STATED GOAL
Quote the entries word for word. Omit the pictures.

EXCERPTED DATA
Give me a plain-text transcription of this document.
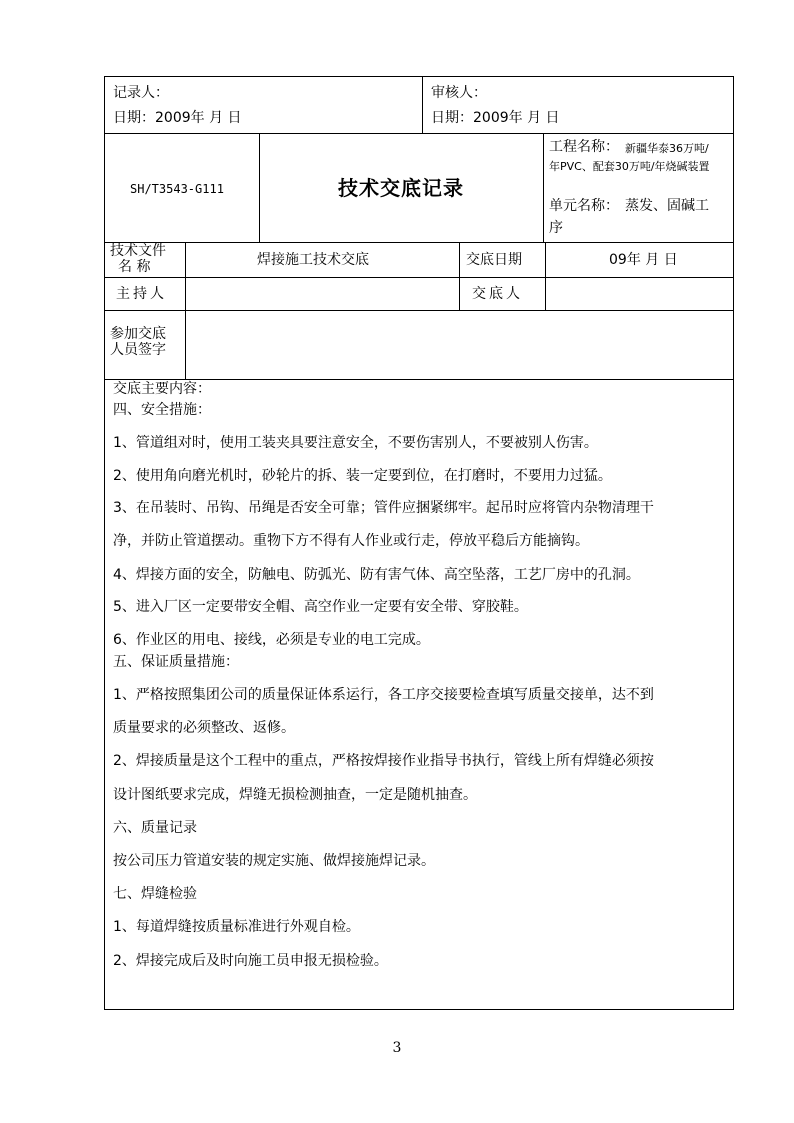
记录人：
日期：2009年 月 日
审核人：
日期：2009年 月 日
SH/T3543-G111	技术交底记录
工程名称： 新疆华泰36万吨/
年PVC、配套30万吨/年烧碱装置
单元名称： 蒸发、固碱工
序
技术文件
名 称	焊接施工技术交底	交底日期	09年 月 日
主持人	交底人
参加交底
人员签字
交底主要内容：
四、安全措施：
1、管道组对时，使用工装夹具要注意安全，不要伤害别人，不要被别人伤害。
2、使用角向磨光机时，砂轮片的拆、装一定要到位，在打磨时，不要用力过猛。
3、在吊装时、吊钩、吊绳是否安全可靠；管件应捆紧绑牢。起吊时应将管内杂物清理干
净，并防止管道摆动。重物下方不得有人作业或行走，停放平稳后方能摘钩。
4、焊接方面的安全，防触电、防弧光、防有害气体、高空坠落，工艺厂房中的孔洞。
5、进入厂区一定要带安全帽、高空作业一定要有安全带、穿胶鞋。
6、作业区的用电、接线，必须是专业的电工完成。
五、保证质量措施：
1、严格按照集团公司的质量保证体系运行，各工序交接要检查填写质量交接单，达不到
质量要求的必须整改、返修。
2、焊接质量是这个工程中的重点，严格按焊接作业指导书执行，管线上所有焊缝必须按
设计图纸要求完成，焊缝无损检测抽查，一定是随机抽查。
六、质量记录
按公司压力管道安装的规定实施、做焊接施焊记录。
七、焊缝检验
1、每道焊缝按质量标准进行外观自检。
2、焊接完成后及时向施工员申报无损检验。
3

SOLVED PROBLEM
Give me a plain-text transcription of this document.
记录人：
日期：2009年 月 日
审核人：
日期：2009年 月 日
SH/T3543-G111	技术交底记录
工程名称： 新疆华泰36万吨/
年PVC、配套30万吨/年烧碱装置
单元名称： 蒸发、固碱工
序
技术文件
名 称	焊接施工技术交底	交底日期	09年 月 日
主持人	交底人
参加交底
人员签字
交底主要内容：
四、安全措施：
1、管道组对时，使用工装夹具要注意安全，不要伤害别人，不要被别人伤害。
2、使用角向磨光机时，砂轮片的拆、装一定要到位，在打磨时，不要用力过猛。
3、在吊装时、吊钩、吊绳是否安全可靠；管件应捆紧绑牢。起吊时应将管内杂物清理干
净，并防止管道摆动。重物下方不得有人作业或行走，停放平稳后方能摘钩。
4、焊接方面的安全，防触电、防弧光、防有害气体、高空坠落，工艺厂房中的孔洞。
5、进入厂区一定要带安全帽、高空作业一定要有安全带、穿胶鞋。
6、作业区的用电、接线，必须是专业的电工完成。
五、保证质量措施：
1、严格按照集团公司的质量保证体系运行，各工序交接要检查填写质量交接单，达不到
质量要求的必须整改、返修。
2、焊接质量是这个工程中的重点，严格按焊接作业指导书执行，管线上所有焊缝必须按
设计图纸要求完成，焊缝无损检测抽查，一定是随机抽查。
六、质量记录
按公司压力管道安装的规定实施、做焊接施焊记录。
七、焊缝检验
1、每道焊缝按质量标准进行外观自检。
2、焊接完成后及时向施工员申报无损检验。
3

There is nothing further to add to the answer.